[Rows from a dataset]
···
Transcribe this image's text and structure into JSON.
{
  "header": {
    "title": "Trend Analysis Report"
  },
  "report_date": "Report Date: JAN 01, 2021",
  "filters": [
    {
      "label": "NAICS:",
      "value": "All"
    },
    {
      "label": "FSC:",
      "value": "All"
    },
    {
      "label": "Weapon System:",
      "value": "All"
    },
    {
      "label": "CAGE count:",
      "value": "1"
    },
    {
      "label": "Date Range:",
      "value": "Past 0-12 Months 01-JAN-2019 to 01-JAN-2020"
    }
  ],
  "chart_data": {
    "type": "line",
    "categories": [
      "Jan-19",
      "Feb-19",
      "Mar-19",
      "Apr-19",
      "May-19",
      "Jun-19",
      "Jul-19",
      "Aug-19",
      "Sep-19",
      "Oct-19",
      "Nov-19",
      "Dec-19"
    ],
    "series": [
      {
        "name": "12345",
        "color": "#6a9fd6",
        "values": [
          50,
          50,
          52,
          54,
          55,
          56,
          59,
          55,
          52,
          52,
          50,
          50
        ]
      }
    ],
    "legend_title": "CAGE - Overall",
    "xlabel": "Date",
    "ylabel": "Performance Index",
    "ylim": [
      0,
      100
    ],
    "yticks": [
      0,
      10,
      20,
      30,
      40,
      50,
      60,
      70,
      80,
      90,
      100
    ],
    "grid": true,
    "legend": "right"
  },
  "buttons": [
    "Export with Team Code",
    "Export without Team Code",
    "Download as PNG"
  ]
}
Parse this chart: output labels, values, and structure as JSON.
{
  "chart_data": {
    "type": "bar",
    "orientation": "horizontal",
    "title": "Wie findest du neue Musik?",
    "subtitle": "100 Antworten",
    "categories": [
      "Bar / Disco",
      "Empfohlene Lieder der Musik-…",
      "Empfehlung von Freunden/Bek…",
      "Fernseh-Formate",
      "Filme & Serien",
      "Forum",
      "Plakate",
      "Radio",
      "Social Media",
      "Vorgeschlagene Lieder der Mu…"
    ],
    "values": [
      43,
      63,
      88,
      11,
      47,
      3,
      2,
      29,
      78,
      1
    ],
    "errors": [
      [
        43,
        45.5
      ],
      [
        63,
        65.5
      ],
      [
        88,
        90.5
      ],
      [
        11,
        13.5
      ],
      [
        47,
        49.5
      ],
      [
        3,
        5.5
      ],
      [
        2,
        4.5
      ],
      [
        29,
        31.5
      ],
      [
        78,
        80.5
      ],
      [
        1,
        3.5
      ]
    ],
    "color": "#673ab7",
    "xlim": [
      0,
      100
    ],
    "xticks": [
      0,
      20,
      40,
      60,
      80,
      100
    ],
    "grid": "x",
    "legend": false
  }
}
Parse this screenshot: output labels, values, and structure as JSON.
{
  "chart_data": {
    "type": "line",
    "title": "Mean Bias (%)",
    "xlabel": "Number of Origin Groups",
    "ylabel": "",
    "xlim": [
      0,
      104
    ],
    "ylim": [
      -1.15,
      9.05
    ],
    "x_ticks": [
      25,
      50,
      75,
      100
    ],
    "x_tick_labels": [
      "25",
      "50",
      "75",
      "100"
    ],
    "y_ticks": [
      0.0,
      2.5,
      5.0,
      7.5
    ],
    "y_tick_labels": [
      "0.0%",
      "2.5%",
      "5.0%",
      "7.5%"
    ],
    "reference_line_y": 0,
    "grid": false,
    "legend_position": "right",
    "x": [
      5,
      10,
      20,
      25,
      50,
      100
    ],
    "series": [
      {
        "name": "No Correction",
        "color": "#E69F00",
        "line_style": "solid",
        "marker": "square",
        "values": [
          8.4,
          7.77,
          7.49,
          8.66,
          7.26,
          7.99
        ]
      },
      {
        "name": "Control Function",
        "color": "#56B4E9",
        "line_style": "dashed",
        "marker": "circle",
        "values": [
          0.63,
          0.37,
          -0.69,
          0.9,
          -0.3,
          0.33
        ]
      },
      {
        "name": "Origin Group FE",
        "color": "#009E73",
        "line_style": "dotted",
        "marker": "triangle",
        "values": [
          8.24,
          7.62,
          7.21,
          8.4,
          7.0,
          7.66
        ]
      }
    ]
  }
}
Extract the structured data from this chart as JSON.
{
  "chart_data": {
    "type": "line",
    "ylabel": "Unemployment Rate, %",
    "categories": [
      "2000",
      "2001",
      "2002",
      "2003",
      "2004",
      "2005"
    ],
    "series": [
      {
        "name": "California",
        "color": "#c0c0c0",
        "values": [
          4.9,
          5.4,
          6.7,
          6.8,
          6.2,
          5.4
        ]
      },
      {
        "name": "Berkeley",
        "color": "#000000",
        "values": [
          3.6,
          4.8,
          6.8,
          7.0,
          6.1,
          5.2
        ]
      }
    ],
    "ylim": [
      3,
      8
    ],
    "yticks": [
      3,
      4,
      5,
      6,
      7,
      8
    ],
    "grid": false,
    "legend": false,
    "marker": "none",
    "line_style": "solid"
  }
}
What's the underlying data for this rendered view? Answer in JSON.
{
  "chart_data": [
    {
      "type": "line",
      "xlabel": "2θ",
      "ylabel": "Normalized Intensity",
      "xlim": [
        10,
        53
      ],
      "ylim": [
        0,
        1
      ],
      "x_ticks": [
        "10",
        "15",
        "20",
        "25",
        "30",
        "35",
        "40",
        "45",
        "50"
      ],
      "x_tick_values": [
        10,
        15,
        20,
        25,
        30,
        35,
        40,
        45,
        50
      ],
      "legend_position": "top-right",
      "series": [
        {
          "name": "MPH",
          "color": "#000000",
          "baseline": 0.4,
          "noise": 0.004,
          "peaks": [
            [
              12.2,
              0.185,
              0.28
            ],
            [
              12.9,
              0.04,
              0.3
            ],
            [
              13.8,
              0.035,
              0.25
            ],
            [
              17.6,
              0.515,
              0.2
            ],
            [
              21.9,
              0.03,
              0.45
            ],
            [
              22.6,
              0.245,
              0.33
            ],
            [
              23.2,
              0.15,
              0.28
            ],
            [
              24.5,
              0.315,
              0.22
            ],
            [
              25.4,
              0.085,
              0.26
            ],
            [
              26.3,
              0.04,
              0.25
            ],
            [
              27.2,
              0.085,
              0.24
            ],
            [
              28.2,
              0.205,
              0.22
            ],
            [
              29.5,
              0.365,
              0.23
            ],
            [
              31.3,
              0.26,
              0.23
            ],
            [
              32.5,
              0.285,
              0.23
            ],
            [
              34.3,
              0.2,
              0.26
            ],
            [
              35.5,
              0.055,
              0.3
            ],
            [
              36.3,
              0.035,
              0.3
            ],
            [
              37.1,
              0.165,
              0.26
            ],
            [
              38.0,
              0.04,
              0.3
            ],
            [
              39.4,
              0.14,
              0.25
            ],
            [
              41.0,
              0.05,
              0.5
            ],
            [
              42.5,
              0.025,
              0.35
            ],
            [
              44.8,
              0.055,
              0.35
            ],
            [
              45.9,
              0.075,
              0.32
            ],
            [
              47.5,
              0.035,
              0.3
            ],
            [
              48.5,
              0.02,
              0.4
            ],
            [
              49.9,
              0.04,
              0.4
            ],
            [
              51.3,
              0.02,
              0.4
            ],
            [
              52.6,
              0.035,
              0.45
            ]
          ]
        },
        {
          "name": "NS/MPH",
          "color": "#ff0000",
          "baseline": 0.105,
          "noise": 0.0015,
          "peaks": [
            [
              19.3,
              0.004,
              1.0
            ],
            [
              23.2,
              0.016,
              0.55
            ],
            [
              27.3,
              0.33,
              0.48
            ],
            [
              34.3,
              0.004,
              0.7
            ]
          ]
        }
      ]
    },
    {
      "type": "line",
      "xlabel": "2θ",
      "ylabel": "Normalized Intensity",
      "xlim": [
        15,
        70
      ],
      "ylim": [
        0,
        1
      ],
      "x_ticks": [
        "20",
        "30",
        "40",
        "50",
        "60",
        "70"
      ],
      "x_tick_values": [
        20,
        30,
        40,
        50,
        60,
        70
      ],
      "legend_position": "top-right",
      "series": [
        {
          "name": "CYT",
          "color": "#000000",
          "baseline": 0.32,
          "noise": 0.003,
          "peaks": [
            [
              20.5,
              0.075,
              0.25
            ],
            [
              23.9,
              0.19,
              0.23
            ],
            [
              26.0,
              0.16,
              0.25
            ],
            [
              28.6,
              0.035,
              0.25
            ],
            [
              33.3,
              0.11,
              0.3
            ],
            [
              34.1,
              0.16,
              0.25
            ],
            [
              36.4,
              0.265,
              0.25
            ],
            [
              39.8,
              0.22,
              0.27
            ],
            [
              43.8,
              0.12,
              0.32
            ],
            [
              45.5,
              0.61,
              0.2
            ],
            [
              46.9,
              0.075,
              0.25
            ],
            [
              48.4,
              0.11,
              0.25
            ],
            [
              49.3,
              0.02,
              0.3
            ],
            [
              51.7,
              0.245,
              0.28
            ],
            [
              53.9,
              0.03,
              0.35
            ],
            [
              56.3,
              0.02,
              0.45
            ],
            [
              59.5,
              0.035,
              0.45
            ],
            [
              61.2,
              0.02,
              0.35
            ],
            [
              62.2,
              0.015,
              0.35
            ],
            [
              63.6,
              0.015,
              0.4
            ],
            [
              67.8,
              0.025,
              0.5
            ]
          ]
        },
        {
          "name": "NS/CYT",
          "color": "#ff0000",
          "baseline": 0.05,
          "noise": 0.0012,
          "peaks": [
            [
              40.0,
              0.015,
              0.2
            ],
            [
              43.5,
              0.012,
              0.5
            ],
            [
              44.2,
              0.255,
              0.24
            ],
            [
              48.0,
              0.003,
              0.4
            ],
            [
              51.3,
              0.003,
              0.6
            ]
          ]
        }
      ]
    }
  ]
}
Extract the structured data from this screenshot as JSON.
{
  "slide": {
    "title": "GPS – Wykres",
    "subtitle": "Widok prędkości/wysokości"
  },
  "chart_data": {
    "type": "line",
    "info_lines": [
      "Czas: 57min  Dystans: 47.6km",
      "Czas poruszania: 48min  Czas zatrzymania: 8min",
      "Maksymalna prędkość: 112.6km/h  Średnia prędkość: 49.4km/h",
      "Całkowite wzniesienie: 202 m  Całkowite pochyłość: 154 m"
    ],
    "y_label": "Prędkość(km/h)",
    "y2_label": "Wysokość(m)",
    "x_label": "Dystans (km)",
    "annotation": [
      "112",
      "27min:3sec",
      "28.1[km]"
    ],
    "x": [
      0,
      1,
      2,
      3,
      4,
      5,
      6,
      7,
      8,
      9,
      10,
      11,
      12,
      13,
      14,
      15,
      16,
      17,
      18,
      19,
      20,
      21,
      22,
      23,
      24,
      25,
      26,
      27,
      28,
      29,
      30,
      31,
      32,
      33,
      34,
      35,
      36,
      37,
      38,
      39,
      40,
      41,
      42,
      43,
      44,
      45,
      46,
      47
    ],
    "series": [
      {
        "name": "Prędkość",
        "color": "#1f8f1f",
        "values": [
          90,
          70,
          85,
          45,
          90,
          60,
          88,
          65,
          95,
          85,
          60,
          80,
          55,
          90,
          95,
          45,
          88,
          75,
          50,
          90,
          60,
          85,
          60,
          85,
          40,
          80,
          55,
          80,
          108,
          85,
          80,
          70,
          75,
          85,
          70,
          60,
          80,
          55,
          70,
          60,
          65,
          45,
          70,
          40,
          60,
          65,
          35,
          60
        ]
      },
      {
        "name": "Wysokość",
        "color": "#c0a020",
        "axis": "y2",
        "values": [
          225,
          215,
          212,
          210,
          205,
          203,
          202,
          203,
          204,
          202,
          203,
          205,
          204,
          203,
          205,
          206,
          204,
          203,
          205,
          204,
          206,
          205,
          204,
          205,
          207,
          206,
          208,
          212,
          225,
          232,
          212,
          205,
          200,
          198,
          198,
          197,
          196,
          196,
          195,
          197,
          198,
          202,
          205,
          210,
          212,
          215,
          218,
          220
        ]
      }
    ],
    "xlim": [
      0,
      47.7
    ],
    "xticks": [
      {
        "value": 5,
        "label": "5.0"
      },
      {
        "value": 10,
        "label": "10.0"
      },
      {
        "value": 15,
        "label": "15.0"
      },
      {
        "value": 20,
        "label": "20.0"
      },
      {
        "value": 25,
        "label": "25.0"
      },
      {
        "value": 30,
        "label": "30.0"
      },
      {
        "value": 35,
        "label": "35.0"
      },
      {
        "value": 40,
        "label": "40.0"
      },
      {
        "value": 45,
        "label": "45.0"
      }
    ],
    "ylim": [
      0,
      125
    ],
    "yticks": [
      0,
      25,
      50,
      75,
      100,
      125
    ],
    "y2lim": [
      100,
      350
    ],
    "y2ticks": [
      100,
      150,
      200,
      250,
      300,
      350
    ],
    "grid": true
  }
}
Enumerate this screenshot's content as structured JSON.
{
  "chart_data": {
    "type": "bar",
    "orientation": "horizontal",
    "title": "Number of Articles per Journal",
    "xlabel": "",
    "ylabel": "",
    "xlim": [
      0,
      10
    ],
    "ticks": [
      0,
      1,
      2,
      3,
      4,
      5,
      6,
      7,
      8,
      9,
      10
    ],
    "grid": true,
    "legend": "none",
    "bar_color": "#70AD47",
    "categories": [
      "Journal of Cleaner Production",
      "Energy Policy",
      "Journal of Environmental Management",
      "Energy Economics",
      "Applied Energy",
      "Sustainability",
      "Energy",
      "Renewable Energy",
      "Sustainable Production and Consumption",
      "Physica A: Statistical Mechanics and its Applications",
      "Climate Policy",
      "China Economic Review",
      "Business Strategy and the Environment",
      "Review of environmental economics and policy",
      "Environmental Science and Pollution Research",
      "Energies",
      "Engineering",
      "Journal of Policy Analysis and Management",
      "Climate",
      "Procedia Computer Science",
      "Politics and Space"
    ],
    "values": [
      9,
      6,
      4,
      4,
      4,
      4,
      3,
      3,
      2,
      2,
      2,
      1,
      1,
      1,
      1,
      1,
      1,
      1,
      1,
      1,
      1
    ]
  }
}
···
Find the word "Team" in the data and show each line that holds it.

    "Export with Team Code",
    "Export without Team Code",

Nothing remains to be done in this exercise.